* start *

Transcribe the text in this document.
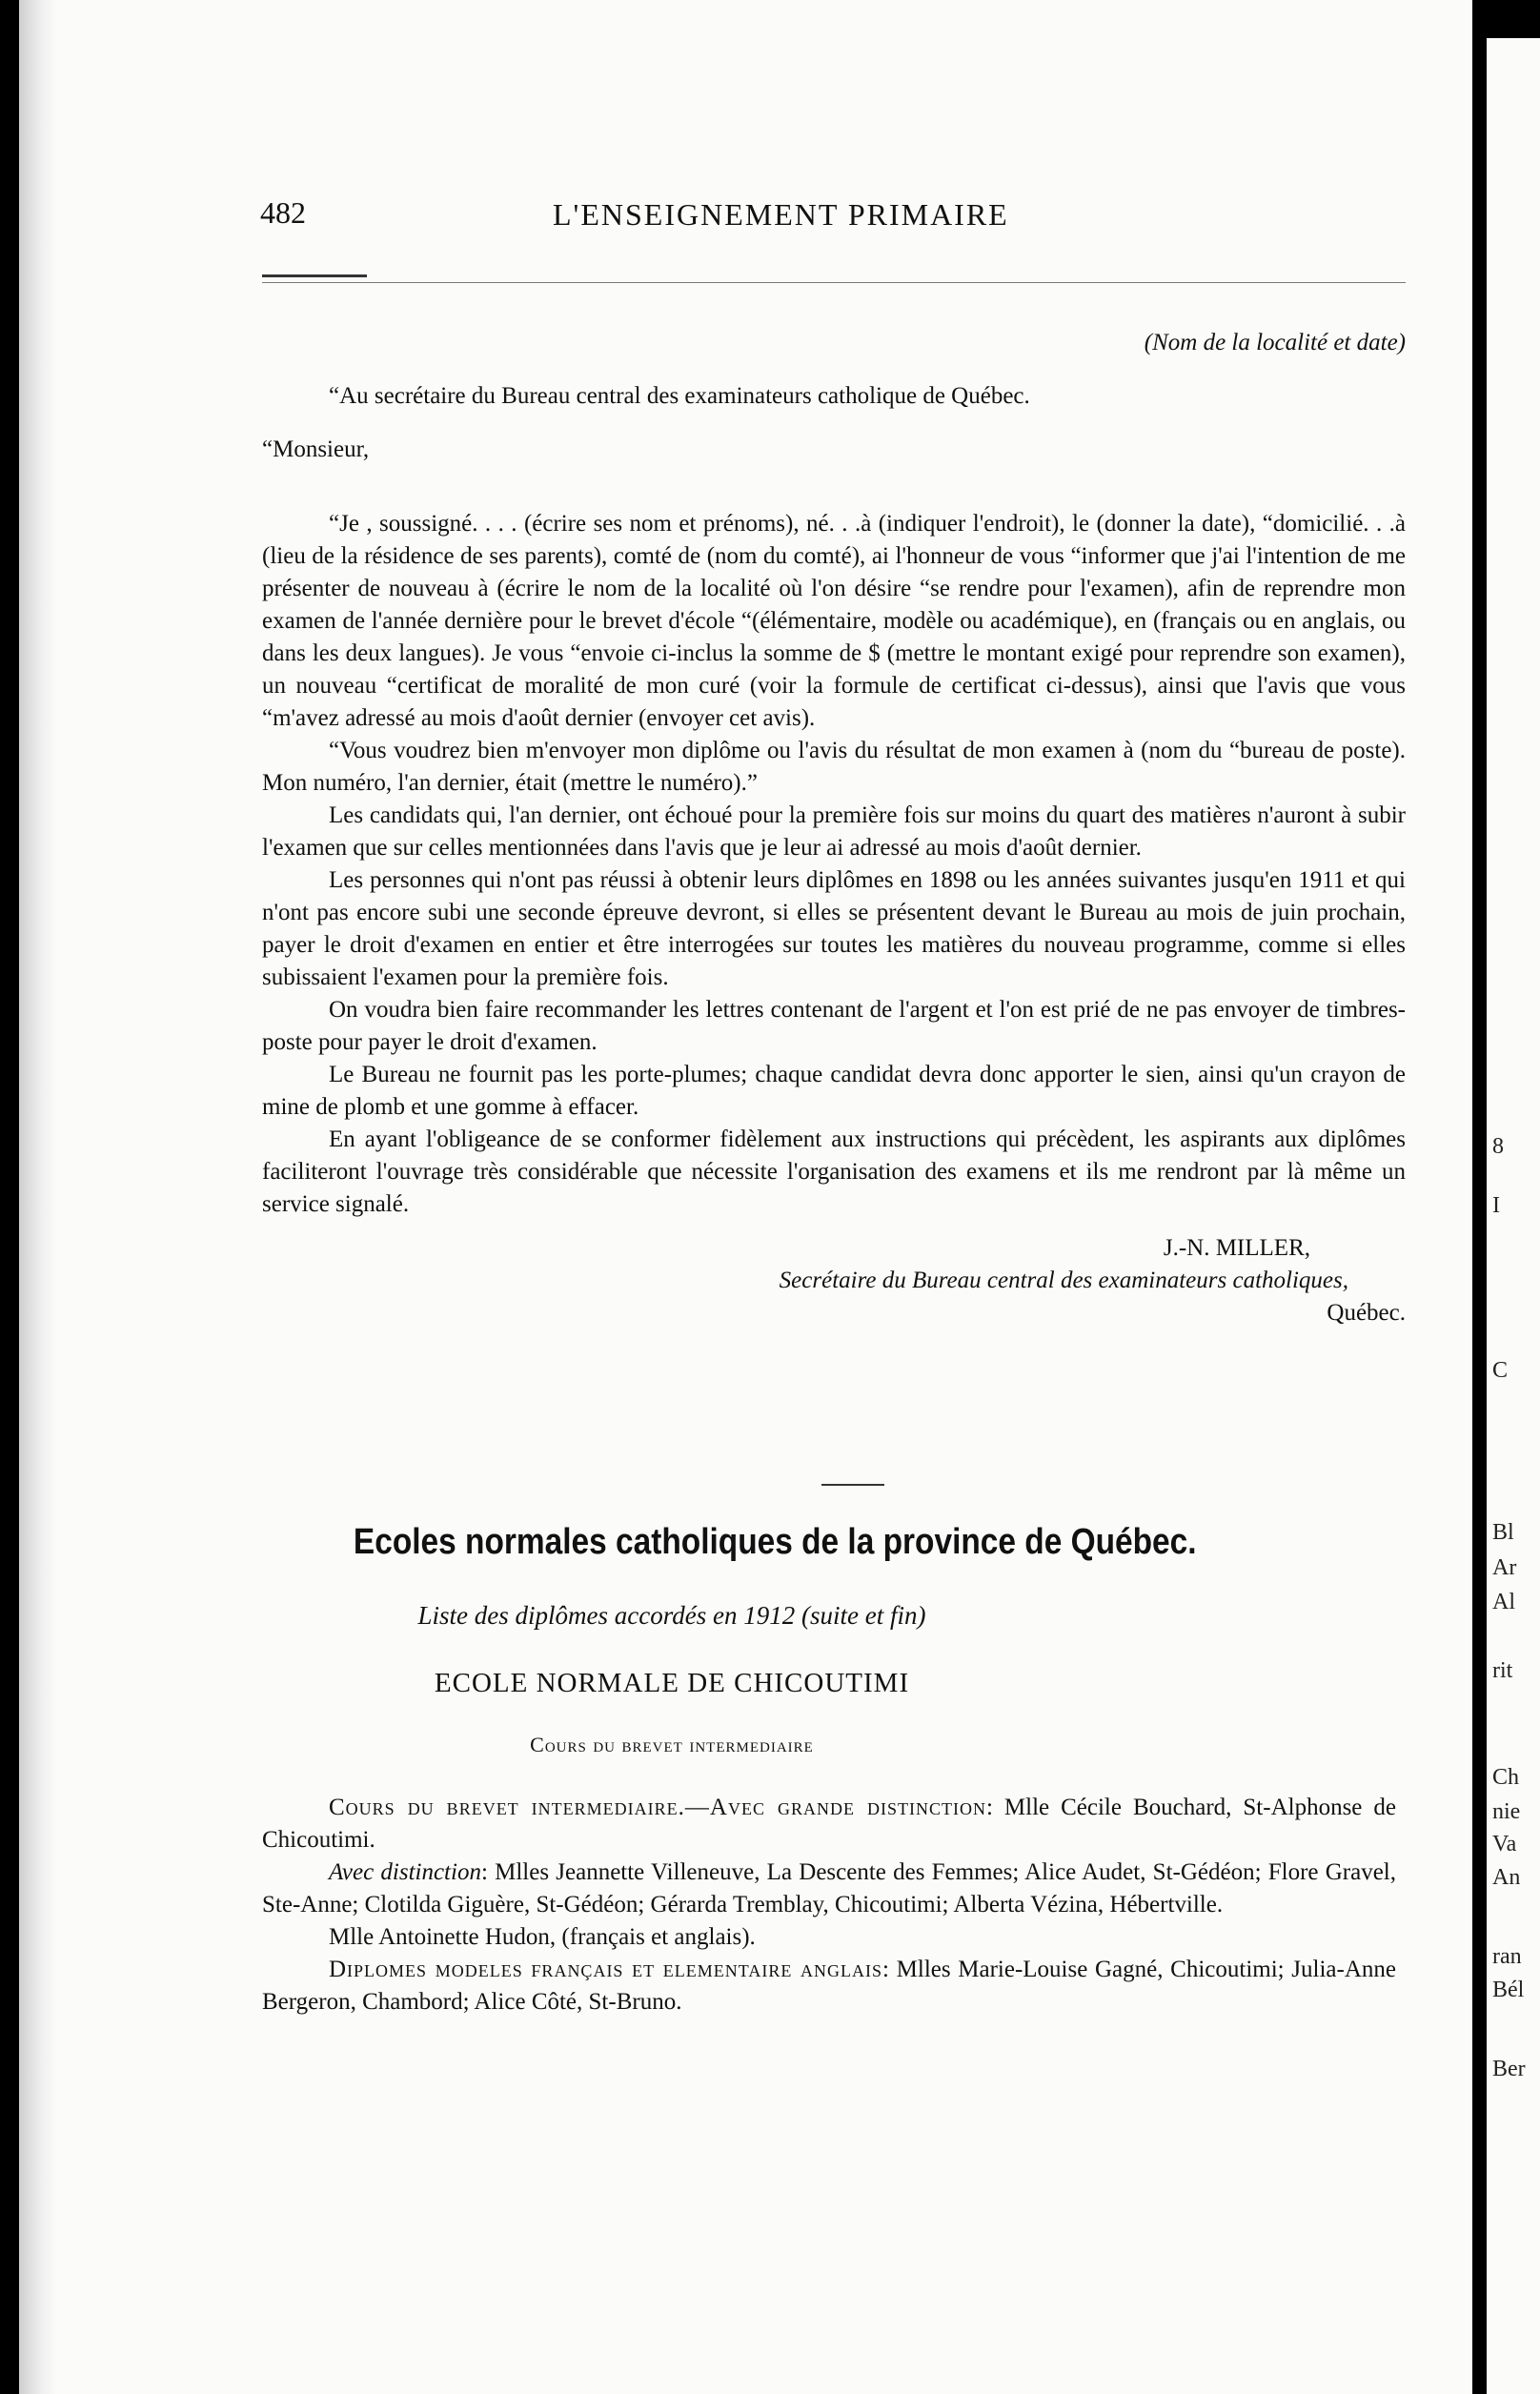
482	L'ENSEIGNEMENT PRIMAIRE

(Nom de la localité et date)

“Au secrétaire du Bureau central des examinateurs catholique de Québec.

“Monsieur,

“Je , soussigné. . . . (écrire ses nom et prénoms), né. . .à (indiquer l'endroit), le (donner la date), “domicilié. . .à (lieu de la résidence de ses parents), comté de (nom du comté), ai l'honneur de vous “informer que j'ai l'intention de me présenter de nouveau à (écrire le nom de la localité où l'on désire “se rendre pour l'examen), afin de reprendre mon examen de l'année dernière pour le brevet d'école “(élémentaire, modèle ou académique), en (français ou en anglais, ou dans les deux langues). Je vous “envoie ci-inclus la somme de $ (mettre le montant exigé pour reprendre son examen), un nouveau “certificat de moralité de mon curé (voir la formule de certificat ci-dessus), ainsi que l'avis que vous “m'avez adressé au mois d'août dernier (envoyer cet avis).

“Vous voudrez bien m'envoyer mon diplôme ou l'avis du résultat de mon examen à (nom du “bureau de poste). Mon numéro, l'an dernier, était (mettre le numéro).”

Les candidats qui, l'an dernier, ont échoué pour la première fois sur moins du quart des matières n'auront à subir l'examen que sur celles mentionnées dans l'avis que je leur ai adressé au mois d'août dernier.

Les personnes qui n'ont pas réussi à obtenir leurs diplômes en 1898 ou les années suivantes jusqu'en 1911 et qui n'ont pas encore subi une seconde épreuve devront, si elles se présentent devant le Bureau au mois de juin prochain, payer le droit d'examen en entier et être interrogées sur toutes les matières du nouveau programme, comme si elles subissaient l'examen pour la première fois.

On voudra bien faire recommander les lettres contenant de l'argent et l'on est prié de ne pas envoyer de timbres-poste pour payer le droit d'examen.

Le Bureau ne fournit pas les porte-plumes; chaque candidat devra donc apporter le sien, ainsi qu'un crayon de mine de plomb et une gomme à effacer.

En ayant l'obligeance de se conformer fidèlement aux instructions qui précèdent, les aspirants aux diplômes faciliteront l'ouvrage très considérable que nécessite l'organisation des examens et ils me rendront par là même un service signalé.

J.-N. MILLER,

Secrétaire du Bureau central des examinateurs catholiques,

Québec.

Ecoles normales catholiques de la province de Québec.
Liste des diplômes accordés en 1912 (suite et fin)
ECOLE NORMALE DE CHICOUTIMI
Cours du brevet intermediaire

Cours du brevet intermediaire.—Avec grande distinction: Mlle Cécile Bouchard, St-Alphonse de Chicoutimi.

Avec distinction: Mlles Jeannette Villeneuve, La Descente des Femmes; Alice Audet, St-Gédéon; Flore Gravel, Ste-Anne; Clotilda Giguère, St-Gédéon; Gérarda Tremblay, Chicoutimi; Alberta Vézina, Hébertville.

Mlle Antoinette Hudon, (français et anglais).

Diplomes modeles français et elementaire anglais: Mlles Marie-Louise Gagné, Chicoutimi; Julia-Anne Bergeron, Chambord; Alice Côté, St-Bruno.

8
I
C
Bl
Ar
Al
rit
Ch
nie
Va
An
ran
Bél
Ber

* end *

Task to carry out - Copy all lines of the listing above that contain the string "matières".

Solution -
Les candidats qui, l'an dernier, ont échoué pour la première fois sur moins du quart des matières n'auront à subir l'examen que sur celles mentionnées dans l'avis que je leur ai adressé au mois d'août dernier.
Les personnes qui n'ont pas réussi à obtenir leurs diplômes en 1898 ou les années suivantes jusqu'en 1911 et qui n'ont pas encore subi une seconde épreuve devront, si elles se présentent devant le Bureau au mois de juin prochain, payer le droit d'examen en entier et être interrogées sur toutes les matières du nouveau programme, comme si elles subissaient l'examen pour la première fois.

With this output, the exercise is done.